(Stored records)
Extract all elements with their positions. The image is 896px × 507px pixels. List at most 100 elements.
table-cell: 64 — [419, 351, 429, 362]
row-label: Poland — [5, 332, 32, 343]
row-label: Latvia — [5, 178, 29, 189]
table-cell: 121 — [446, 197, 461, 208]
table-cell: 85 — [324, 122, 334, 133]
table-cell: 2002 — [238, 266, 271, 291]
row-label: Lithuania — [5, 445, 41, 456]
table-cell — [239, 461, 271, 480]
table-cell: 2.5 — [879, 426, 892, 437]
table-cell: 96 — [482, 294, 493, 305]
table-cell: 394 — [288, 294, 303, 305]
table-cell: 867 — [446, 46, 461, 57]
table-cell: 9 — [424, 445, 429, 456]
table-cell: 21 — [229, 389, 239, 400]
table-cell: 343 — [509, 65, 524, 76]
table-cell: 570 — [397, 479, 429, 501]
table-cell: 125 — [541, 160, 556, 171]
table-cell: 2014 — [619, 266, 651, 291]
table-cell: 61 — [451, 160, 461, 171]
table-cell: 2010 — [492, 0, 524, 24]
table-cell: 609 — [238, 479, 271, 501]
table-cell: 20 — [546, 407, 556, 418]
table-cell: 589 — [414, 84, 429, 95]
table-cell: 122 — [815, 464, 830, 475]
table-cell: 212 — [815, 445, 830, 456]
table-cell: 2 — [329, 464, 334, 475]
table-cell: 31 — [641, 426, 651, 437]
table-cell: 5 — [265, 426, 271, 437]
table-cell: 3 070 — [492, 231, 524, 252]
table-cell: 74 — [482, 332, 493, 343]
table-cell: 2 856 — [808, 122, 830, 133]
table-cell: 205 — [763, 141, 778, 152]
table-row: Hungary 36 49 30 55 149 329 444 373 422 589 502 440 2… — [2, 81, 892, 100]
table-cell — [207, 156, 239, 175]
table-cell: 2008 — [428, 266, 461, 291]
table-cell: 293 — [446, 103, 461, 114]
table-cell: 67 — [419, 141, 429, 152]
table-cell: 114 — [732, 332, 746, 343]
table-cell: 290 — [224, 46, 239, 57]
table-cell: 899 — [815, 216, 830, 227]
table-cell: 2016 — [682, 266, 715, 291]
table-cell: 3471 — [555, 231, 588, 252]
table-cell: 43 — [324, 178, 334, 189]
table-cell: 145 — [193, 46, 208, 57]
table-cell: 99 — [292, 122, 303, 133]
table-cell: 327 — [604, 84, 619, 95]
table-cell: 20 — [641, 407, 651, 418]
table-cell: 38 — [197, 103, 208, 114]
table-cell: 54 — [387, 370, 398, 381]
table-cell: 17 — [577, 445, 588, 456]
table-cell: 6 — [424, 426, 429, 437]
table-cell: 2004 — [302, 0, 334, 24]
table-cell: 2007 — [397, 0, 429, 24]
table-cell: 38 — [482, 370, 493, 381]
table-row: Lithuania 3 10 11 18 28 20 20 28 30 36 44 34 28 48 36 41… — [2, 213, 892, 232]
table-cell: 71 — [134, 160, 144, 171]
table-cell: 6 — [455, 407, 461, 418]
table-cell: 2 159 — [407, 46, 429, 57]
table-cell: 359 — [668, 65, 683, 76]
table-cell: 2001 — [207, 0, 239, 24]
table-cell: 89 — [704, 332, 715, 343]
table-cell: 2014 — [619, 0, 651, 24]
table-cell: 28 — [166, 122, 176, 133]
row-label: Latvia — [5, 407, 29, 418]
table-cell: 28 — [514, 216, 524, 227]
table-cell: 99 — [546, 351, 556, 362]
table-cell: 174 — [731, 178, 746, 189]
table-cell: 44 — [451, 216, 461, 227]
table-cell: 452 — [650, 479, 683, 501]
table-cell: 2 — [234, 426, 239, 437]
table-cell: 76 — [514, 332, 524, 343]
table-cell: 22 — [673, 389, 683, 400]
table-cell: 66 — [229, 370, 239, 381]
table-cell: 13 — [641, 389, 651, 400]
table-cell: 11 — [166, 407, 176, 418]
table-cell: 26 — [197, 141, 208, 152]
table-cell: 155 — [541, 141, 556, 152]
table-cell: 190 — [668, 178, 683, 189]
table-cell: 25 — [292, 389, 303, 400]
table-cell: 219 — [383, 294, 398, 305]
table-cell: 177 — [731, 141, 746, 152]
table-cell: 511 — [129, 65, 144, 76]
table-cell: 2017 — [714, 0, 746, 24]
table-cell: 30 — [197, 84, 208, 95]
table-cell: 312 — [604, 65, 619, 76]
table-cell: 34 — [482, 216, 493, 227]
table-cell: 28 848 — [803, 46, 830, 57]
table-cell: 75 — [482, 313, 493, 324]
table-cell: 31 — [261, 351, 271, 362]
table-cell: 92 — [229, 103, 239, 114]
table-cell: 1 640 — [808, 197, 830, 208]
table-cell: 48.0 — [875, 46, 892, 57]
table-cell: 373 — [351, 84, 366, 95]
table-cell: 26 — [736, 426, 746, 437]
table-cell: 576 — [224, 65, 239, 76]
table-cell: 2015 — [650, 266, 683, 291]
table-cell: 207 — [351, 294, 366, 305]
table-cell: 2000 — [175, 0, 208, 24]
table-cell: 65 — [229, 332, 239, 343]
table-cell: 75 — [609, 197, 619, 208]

* What you need to do:
Convert the data above into a JSON list of strings, with each line as its own string and any blank lines left out.

* Expected answer:
[
  "Extract all elements with their positions. The image is 896px × 507px pixels. List at most 100 elements.",
  "table-cell: 64 — [419, 351, 429, 362]",
  "row-label: Poland — [5, 332, 32, 343]",
  "row-label: Latvia — [5, 178, 29, 189]",
  "table-cell: 121 — [446, 197, 461, 208]",
  "table-cell: 85 — [324, 122, 334, 133]",
  "table-cell: 2002 — [238, 266, 271, 291]",
  "row-label: Lithuania — [5, 445, 41, 456]",
  "table-cell — [239, 461, 271, 480]",
  "table-cell: 2.5 — [879, 426, 892, 437]",
  "table-cell: 96 — [482, 294, 493, 305]",
  "table-cell: 394 — [288, 294, 303, 305]",
  "table-cell: 867 — [446, 46, 461, 57]",
  "table-cell: 9 — [424, 445, 429, 456]",
  "table-cell: 21 — [229, 389, 239, 400]",
  "table-cell: 343 — [509, 65, 524, 76]",
  "table-cell: 570 — [397, 479, 429, 501]",
  "table-cell: 125 — [541, 160, 556, 171]",
  "table-cell: 2014 — [619, 266, 651, 291]",
  "table-cell: 61 — [451, 160, 461, 171]",
  "table-cell: 2010 — [492, 0, 524, 24]",
  "table-cell: 609 — [238, 479, 271, 501]",
  "table-cell: 20 — [546, 407, 556, 418]",
  "table-cell: 589 — [414, 84, 429, 95]",
  "table-cell: 122 — [815, 464, 830, 475]",
  "table-cell: 212 — [815, 445, 830, 456]",
  "table-cell: 2 — [329, 464, 334, 475]",
  "table-cell: 31 — [641, 426, 651, 437]",
  "table-cell: 5 — [265, 426, 271, 437]",
  "table-cell: 3 070 — [492, 231, 524, 252]",
  "table-cell: 74 — [482, 332, 493, 343]",
  "table-cell: 2 856 — [808, 122, 830, 133]",
  "table-cell: 205 — [763, 141, 778, 152]",
  "table-row: Hungary 36 49 30 55 149 329 444 373 422 589 502 440 2… — [2, 81, 892, 100]",
  "table-cell — [207, 156, 239, 175]",
  "table-cell: 2008 — [428, 266, 461, 291]",
  "table-cell: 293 — [446, 103, 461, 114]",
  "table-cell: 67 — [419, 141, 429, 152]",
  "table-cell: 114 — [732, 332, 746, 343]",
  "table-cell: 290 — [224, 46, 239, 57]",
  "table-cell: 899 — [815, 216, 830, 227]",
  "table-cell: 2016 — [682, 266, 715, 291]",
  "table-cell: 3471 — [555, 231, 588, 252]",
  "table-cell: 43 — [324, 178, 334, 189]",
  "table-cell: 145 — [193, 46, 208, 57]",
  "table-cell: 99 — [292, 122, 303, 133]",
  "table-cell: 327 — [604, 84, 619, 95]",
  "table-cell: 20 — [641, 407, 651, 418]",
  "table-cell: 38 — [197, 103, 208, 114]",
  "table-cell: 54 — [387, 370, 398, 381]",
  "table-cell: 17 — [577, 445, 588, 456]",
  "table-cell: 6 — [424, 426, 429, 437]",
  "table-cell: 2004 — [302, 0, 334, 24]",
  "table-cell: 2007 — [397, 0, 429, 24]",
  "table-cell: 38 — [482, 370, 493, 381]",
  "table-row: Lithuania 3 10 11 18 28 20 20 28 30 36 44 34 28 48 36 41… — [2, 213, 892, 232]",
  "table-cell: 71 — [134, 160, 144, 171]",
  "table-cell: 6 — [455, 407, 461, 418]",
  "table-cell: 2 159 — [407, 46, 429, 57]",
  "table-cell: 359 — [668, 65, 683, 76]",
  "table-cell: 2001 — [207, 0, 239, 24]",
  "table-cell: 89 — [704, 332, 715, 343]",
  "table-cell: 2014 — [619, 0, 651, 24]",
  "table-cell: 28 — [166, 122, 176, 133]",
  "row-label: Latvia — [5, 407, 29, 418]",
  "table-cell: 28 — [514, 216, 524, 227]",
  "table-cell: 99 — [546, 351, 556, 362]",
  "table-cell: 174 — [731, 178, 746, 189]",
  "table-cell: 44 — [451, 216, 461, 227]",
  "table-cell: 452 — [650, 479, 683, 501]",
  "table-cell: 2 — [234, 426, 239, 437]",
  "table-cell: 76 — [514, 332, 524, 343]",
  "table-cell: 22 — [673, 389, 683, 400]",
  "table-cell: 66 — [229, 370, 239, 381]",
  "table-cell: 13 — [641, 389, 651, 400]",
  "table-cell: 11 — [166, 407, 176, 418]",
  "table-cell: 26 — [197, 141, 208, 152]",
  "table-cell: 155 — [541, 141, 556, 152]",
  "table-cell: 190 — [668, 178, 683, 189]",
  "table-cell: 25 — [292, 389, 303, 400]",
  "table-cell: 219 — [383, 294, 398, 305]",
  "table-cell: 177 — [731, 141, 746, 152]",
  "table-cell: 511 — [129, 65, 144, 76]",
  "table-cell: 2017 — [714, 0, 746, 24]",
  "table-cell: 30 — [197, 84, 208, 95]",
  "table-cell: 312 — [604, 65, 619, 76]",
  "table-cell: 34 — [482, 216, 493, 227]",
  "table-cell: 28 848 — [803, 46, 830, 57]",
  "table-cell: 75 — [482, 313, 493, 324]",
  "table-cell: 31 — [261, 351, 271, 362]",
  "table-cell: 92 — [229, 103, 239, 114]",
  "table-cell: 1 640 — [808, 197, 830, 208]",
  "table-cell: 48.0 — [875, 46, 892, 57]",
  "table-cell: 373 — [351, 84, 366, 95]",
  "table-cell: 26 — [736, 426, 746, 437]",
  "table-cell: 576 — [224, 65, 239, 76]",
  "table-cell: 2015 — [650, 266, 683, 291]",
  "table-cell: 207 — [351, 294, 366, 305]",
  "table-cell: 2000 — [175, 0, 208, 24]",
  "table-cell: 65 — [229, 332, 239, 343]",
  "table-cell: 75 — [609, 197, 619, 208]"
]